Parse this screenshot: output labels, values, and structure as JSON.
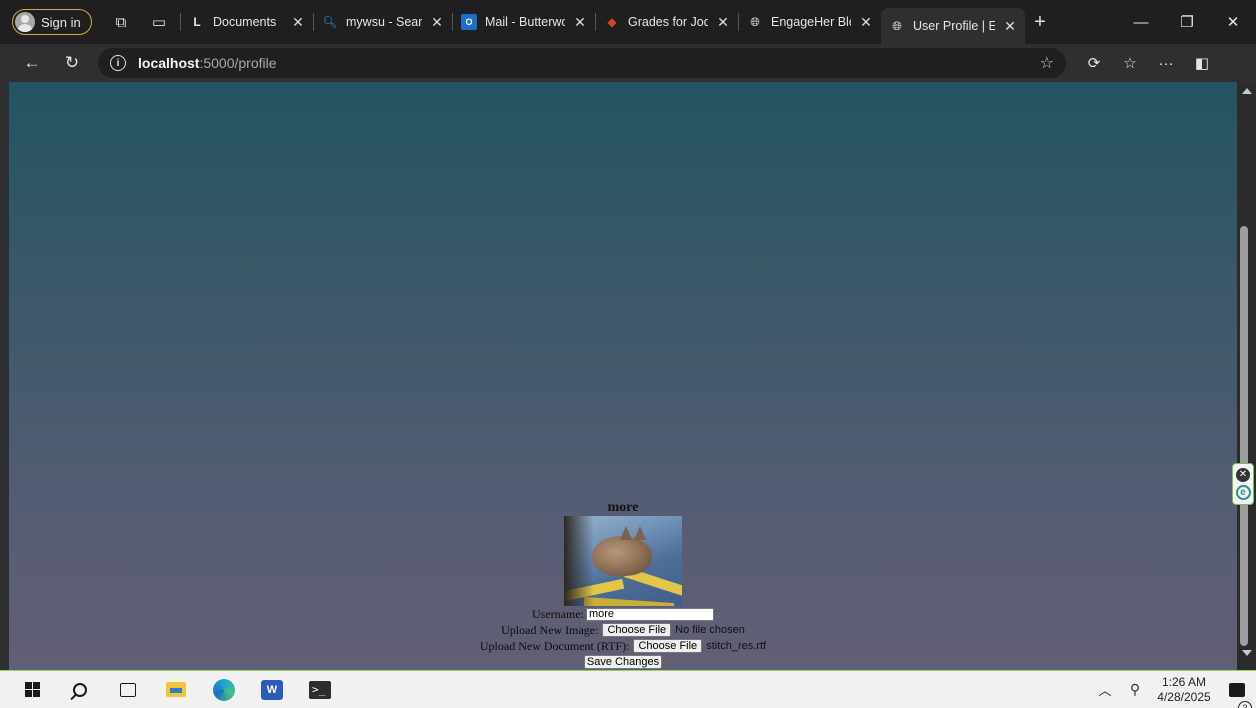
{
  "browser": {
    "profile_button": "Sign in",
    "tabs": [
      {
        "label": "Documents",
        "icon": "documents-favicon"
      },
      {
        "label": "mywsu - Search",
        "icon": "search-favicon"
      },
      {
        "label": "Mail - Butterwor",
        "icon": "outlook-favicon"
      },
      {
        "label": "Grades for Jodie",
        "icon": "canvas-favicon"
      },
      {
        "label": "EngageHer Blog",
        "icon": "globe-favicon"
      },
      {
        "label": "User Profile | En",
        "icon": "globe-favicon",
        "active": true
      }
    ],
    "address": {
      "host": "localhost",
      "path": ":5000/profile"
    }
  },
  "page": {
    "profile_name": "more",
    "username_label": "Username:",
    "username_value": "more",
    "image_label": "Upload New Image:",
    "image_button": "Choose File",
    "image_status": "No file chosen",
    "doc_label": "Upload New Document (RTF):",
    "doc_button": "Choose File",
    "doc_status": "stitch_res.rtf",
    "save_button": "Save Changes",
    "background_top": "#235462",
    "background_bottom": "#625e75"
  },
  "taskbar": {
    "time": "1:26 AM",
    "date": "4/28/2025",
    "notification_count": "3"
  }
}
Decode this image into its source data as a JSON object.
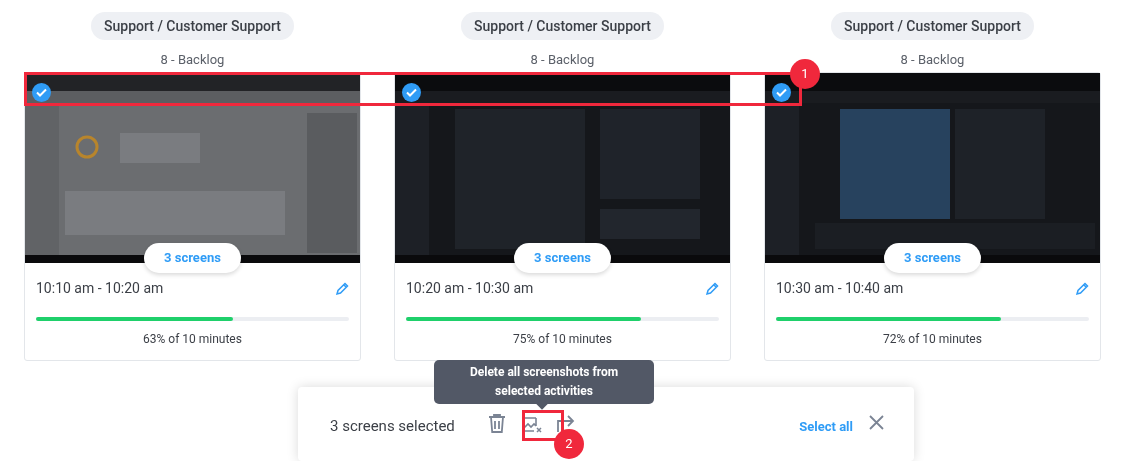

» Exercise details
Each line in the records above should be reproduced exactly; images are not copied.

» Task solution
Parse this screenshot: output labels, values, and structure as JSON.
{
  "browser": {
    "profile_button": "Sign in",
    "tabs": [
      {
        "label": "Documents",
        "icon": "documents-favicon"
      },
      {
        "label": "mywsu - Search",
        "icon": "search-favicon"
      },
      {
        "label": "Mail - Butterwor",
        "icon": "outlook-favicon"
      },
      {
        "label": "Grades for Jodie",
        "icon": "canvas-favicon"
      },
      {
        "label": "EngageHer Blog",
        "icon": "globe-favicon"
      },
      {
        "label": "User Profile | En",
        "icon": "globe-favicon",
        "active": true
      }
    ],
    "address": {
      "host": "localhost",
      "path": ":5000/profile"
    }
  },
  "page": {
    "profile_name": "more",
    "username_label": "Username:",
    "username_value": "more",
    "image_label": "Upload New Image:",
    "image_button": "Choose File",
    "image_status": "No file chosen",
    "doc_label": "Upload New Document (RTF):",
    "doc_button": "Choose File",
    "doc_status": "stitch_res.rtf",
    "save_button": "Save Changes",
    "background_top": "#235462",
    "background_bottom": "#625e75"
  },
  "taskbar": {
    "time": "1:26 AM",
    "date": "4/28/2025",
    "notification_count": "3"
  }
}
Decode this image into its source data as a JSON object.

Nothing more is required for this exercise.